[START]

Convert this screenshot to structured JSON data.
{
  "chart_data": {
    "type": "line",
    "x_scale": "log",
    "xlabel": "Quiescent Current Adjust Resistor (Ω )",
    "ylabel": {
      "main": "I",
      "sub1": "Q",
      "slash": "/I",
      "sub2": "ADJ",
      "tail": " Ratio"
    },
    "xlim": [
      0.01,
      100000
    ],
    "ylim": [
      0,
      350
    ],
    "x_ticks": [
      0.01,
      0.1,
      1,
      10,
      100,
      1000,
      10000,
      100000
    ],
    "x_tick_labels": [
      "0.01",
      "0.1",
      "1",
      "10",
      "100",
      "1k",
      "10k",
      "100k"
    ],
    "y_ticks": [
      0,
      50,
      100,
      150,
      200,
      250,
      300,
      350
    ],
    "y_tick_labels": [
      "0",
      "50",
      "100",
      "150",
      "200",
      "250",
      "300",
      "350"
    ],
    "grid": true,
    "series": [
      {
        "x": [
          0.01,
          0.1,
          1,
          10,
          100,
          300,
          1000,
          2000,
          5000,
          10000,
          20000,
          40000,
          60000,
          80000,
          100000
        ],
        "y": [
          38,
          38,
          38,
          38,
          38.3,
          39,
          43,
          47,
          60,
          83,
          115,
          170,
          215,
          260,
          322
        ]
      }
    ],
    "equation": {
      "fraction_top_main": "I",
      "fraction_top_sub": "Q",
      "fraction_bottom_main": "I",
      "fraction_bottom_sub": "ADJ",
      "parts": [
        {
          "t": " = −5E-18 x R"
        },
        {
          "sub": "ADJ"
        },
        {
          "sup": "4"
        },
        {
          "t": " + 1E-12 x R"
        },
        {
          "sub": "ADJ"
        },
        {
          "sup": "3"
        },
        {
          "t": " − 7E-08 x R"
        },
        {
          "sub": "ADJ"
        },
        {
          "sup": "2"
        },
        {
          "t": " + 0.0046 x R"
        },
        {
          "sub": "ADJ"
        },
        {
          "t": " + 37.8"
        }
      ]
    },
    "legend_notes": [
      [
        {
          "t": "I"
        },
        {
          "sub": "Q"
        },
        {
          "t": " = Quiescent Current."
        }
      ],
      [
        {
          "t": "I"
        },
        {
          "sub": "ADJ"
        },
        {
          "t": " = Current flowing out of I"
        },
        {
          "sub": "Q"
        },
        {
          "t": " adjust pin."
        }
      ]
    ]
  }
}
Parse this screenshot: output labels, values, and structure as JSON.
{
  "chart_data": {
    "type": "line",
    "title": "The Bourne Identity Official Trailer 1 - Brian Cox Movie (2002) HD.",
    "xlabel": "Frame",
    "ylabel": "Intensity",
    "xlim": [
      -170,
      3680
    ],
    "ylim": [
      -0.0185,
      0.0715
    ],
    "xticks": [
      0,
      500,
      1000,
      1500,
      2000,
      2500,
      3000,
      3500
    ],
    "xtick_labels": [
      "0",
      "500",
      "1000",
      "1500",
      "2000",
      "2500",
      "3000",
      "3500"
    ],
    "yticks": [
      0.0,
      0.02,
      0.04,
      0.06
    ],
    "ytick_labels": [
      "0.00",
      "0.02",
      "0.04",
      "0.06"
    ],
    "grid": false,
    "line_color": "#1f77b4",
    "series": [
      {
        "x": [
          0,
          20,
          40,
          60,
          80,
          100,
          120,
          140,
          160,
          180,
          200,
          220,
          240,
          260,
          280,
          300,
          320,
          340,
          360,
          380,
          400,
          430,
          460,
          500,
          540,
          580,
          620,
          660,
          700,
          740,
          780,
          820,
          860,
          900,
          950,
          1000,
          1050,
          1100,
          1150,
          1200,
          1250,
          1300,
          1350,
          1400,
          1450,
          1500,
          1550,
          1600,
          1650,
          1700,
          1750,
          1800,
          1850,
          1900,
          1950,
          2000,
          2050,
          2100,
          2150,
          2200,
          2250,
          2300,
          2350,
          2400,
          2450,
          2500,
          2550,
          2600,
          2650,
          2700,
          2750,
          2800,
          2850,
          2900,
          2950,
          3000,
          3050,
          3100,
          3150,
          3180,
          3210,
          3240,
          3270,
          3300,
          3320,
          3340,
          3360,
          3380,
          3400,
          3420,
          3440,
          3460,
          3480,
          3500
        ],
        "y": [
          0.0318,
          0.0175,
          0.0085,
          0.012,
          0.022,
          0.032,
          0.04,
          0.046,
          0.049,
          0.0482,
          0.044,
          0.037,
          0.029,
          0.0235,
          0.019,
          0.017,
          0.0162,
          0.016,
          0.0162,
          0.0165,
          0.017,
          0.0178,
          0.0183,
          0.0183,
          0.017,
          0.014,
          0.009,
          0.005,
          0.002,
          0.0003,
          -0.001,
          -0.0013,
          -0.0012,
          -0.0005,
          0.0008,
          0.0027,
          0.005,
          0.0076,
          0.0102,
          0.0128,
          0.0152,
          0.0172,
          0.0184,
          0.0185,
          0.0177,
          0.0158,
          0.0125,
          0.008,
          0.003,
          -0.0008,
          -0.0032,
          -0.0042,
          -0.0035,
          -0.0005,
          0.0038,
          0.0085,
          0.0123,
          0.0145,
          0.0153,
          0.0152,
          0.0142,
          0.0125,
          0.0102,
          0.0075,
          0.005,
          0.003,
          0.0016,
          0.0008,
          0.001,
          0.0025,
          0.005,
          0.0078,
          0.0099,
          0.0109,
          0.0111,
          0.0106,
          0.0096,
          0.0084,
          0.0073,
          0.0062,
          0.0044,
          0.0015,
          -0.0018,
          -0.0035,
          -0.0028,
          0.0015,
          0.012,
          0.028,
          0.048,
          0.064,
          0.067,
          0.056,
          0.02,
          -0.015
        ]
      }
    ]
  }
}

[END]

• _Problem to work on_: Reproduce the material in full, with no word added or dropped.

• _Problem solution_:
Convert this screenshot to structured JSON data.
{
  "chart_data": {
    "type": "line",
    "x_scale": "log",
    "xlabel": "Quiescent Current Adjust Resistor (Ω )",
    "ylabel": {
      "main": "I",
      "sub1": "Q",
      "slash": "/I",
      "sub2": "ADJ",
      "tail": " Ratio"
    },
    "xlim": [
      0.01,
      100000
    ],
    "ylim": [
      0,
      350
    ],
    "x_ticks": [
      0.01,
      0.1,
      1,
      10,
      100,
      1000,
      10000,
      100000
    ],
    "x_tick_labels": [
      "0.01",
      "0.1",
      "1",
      "10",
      "100",
      "1k",
      "10k",
      "100k"
    ],
    "y_ticks": [
      0,
      50,
      100,
      150,
      200,
      250,
      300,
      350
    ],
    "y_tick_labels": [
      "0",
      "50",
      "100",
      "150",
      "200",
      "250",
      "300",
      "350"
    ],
    "grid": true,
    "series": [
      {
        "x": [
          0.01,
          0.1,
          1,
          10,
          100,
          300,
          1000,
          2000,
          5000,
          10000,
          20000,
          40000,
          60000,
          80000,
          100000
        ],
        "y": [
          38,
          38,
          38,
          38,
          38.3,
          39,
          43,
          47,
          60,
          83,
          115,
          170,
          215,
          260,
          322
        ]
      }
    ],
    "equation": {
      "fraction_top_main": "I",
      "fraction_top_sub": "Q",
      "fraction_bottom_main": "I",
      "fraction_bottom_sub": "ADJ",
      "parts": [
        {
          "t": " = −5E-18 x R"
        },
        {
          "sub": "ADJ"
        },
        {
          "sup": "4"
        },
        {
          "t": " + 1E-12 x R"
        },
        {
          "sub": "ADJ"
        },
        {
          "sup": "3"
        },
        {
          "t": " − 7E-08 x R"
        },
        {
          "sub": "ADJ"
        },
        {
          "sup": "2"
        },
        {
          "t": " + 0.0046 x R"
        },
        {
          "sub": "ADJ"
        },
        {
          "t": " + 37.8"
        }
      ]
    },
    "legend_notes": [
      [
        {
          "t": "I"
        },
        {
          "sub": "Q"
        },
        {
          "t": " = Quiescent Current."
        }
      ],
      [
        {
          "t": "I"
        },
        {
          "sub": "ADJ"
        },
        {
          "t": " = Current flowing out of I"
        },
        {
          "sub": "Q"
        },
        {
          "t": " adjust pin."
        }
      ]
    ]
  }
}
Parse this screenshot: output labels, values, and structure as JSON.
{
  "chart_data": {
    "type": "line",
    "title": "The Bourne Identity Official Trailer 1 - Brian Cox Movie (2002) HD.",
    "xlabel": "Frame",
    "ylabel": "Intensity",
    "xlim": [
      -170,
      3680
    ],
    "ylim": [
      -0.0185,
      0.0715
    ],
    "xticks": [
      0,
      500,
      1000,
      1500,
      2000,
      2500,
      3000,
      3500
    ],
    "xtick_labels": [
      "0",
      "500",
      "1000",
      "1500",
      "2000",
      "2500",
      "3000",
      "3500"
    ],
    "yticks": [
      0.0,
      0.02,
      0.04,
      0.06
    ],
    "ytick_labels": [
      "0.00",
      "0.02",
      "0.04",
      "0.06"
    ],
    "grid": false,
    "line_color": "#1f77b4",
    "series": [
      {
        "x": [
          0,
          20,
          40,
          60,
          80,
          100,
          120,
          140,
          160,
          180,
          200,
          220,
          240,
          260,
          280,
          300,
          320,
          340,
          360,
          380,
          400,
          430,
          460,
          500,
          540,
          580,
          620,
          660,
          700,
          740,
          780,
          820,
          860,
          900,
          950,
          1000,
          1050,
          1100,
          1150,
          1200,
          1250,
          1300,
          1350,
          1400,
          1450,
          1500,
          1550,
          1600,
          1650,
          1700,
          1750,
          1800,
          1850,
          1900,
          1950,
          2000,
          2050,
          2100,
          2150,
          2200,
          2250,
          2300,
          2350,
          2400,
          2450,
          2500,
          2550,
          2600,
          2650,
          2700,
          2750,
          2800,
          2850,
          2900,
          2950,
          3000,
          3050,
          3100,
          3150,
          3180,
          3210,
          3240,
          3270,
          3300,
          3320,
          3340,
          3360,
          3380,
          3400,
          3420,
          3440,
          3460,
          3480,
          3500
        ],
        "y": [
          0.0318,
          0.0175,
          0.0085,
          0.012,
          0.022,
          0.032,
          0.04,
          0.046,
          0.049,
          0.0482,
          0.044,
          0.037,
          0.029,
          0.0235,
          0.019,
          0.017,
          0.0162,
          0.016,
          0.0162,
          0.0165,
          0.017,
          0.0178,
          0.0183,
          0.0183,
          0.017,
          0.014,
          0.009,
          0.005,
          0.002,
          0.0003,
          -0.001,
          -0.0013,
          -0.0012,
          -0.0005,
          0.0008,
          0.0027,
          0.005,
          0.0076,
          0.0102,
          0.0128,
          0.0152,
          0.0172,
          0.0184,
          0.0185,
          0.0177,
          0.0158,
          0.0125,
          0.008,
          0.003,
          -0.0008,
          -0.0032,
          -0.0042,
          -0.0035,
          -0.0005,
          0.0038,
          0.0085,
          0.0123,
          0.0145,
          0.0153,
          0.0152,
          0.0142,
          0.0125,
          0.0102,
          0.0075,
          0.005,
          0.003,
          0.0016,
          0.0008,
          0.001,
          0.0025,
          0.005,
          0.0078,
          0.0099,
          0.0109,
          0.0111,
          0.0106,
          0.0096,
          0.0084,
          0.0073,
          0.0062,
          0.0044,
          0.0015,
          -0.0018,
          -0.0035,
          -0.0028,
          0.0015,
          0.012,
          0.028,
          0.048,
          0.064,
          0.067,
          0.056,
          0.02,
          -0.015
        ]
      }
    ]
  }
}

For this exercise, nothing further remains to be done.